▸ PROBLEM TO WORK ON:
Copy out each line exactly as it appears.

▸ SUPPLIED DATA:
<<<<

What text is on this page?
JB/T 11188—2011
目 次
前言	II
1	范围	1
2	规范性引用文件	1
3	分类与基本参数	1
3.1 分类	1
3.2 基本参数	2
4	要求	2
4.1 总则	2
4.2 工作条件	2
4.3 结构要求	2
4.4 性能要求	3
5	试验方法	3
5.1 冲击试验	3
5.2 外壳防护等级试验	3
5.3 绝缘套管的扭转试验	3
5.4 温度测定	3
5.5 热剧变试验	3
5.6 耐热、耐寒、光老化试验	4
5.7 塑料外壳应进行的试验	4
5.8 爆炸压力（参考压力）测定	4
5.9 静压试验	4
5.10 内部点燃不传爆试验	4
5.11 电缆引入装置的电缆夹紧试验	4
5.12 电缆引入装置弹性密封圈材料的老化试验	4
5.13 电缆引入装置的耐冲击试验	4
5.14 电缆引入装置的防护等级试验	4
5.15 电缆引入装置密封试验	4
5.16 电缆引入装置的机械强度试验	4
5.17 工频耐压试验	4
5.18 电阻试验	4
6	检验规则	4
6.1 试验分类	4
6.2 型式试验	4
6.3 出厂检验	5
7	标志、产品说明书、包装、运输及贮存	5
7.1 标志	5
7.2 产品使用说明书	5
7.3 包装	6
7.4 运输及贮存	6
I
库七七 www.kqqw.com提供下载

>>>>

▸ ANSWER IN FULL:
What text is on this page?
JB/T 11188—2011
目 次
前言	II
1	范围	1
2	规范性引用文件	1
3	分类与基本参数	1
3.1 分类	1
3.2 基本参数	2
4	要求	2
4.1 总则	2
4.2 工作条件	2
4.3 结构要求	2
4.4 性能要求	3
5	试验方法	3
5.1 冲击试验	3
5.2 外壳防护等级试验	3
5.3 绝缘套管的扭转试验	3
5.4 温度测定	3
5.5 热剧变试验	3
5.6 耐热、耐寒、光老化试验	4
5.7 塑料外壳应进行的试验	4
5.8 爆炸压力（参考压力）测定	4
5.9 静压试验	4
5.10 内部点燃不传爆试验	4
5.11 电缆引入装置的电缆夹紧试验	4
5.12 电缆引入装置弹性密封圈材料的老化试验	4
5.13 电缆引入装置的耐冲击试验	4
5.14 电缆引入装置的防护等级试验	4
5.15 电缆引入装置密封试验	4
5.16 电缆引入装置的机械强度试验	4
5.17 工频耐压试验	4
5.18 电阻试验	4
6	检验规则	4
6.1 试验分类	4
6.2 型式试验	4
6.3 出厂检验	5
7	标志、产品说明书、包装、运输及贮存	5
7.1 标志	5
7.2 产品使用说明书	5
7.3 包装	6
7.4 运输及贮存	6
I
库七七 www.kqqw.com提供下载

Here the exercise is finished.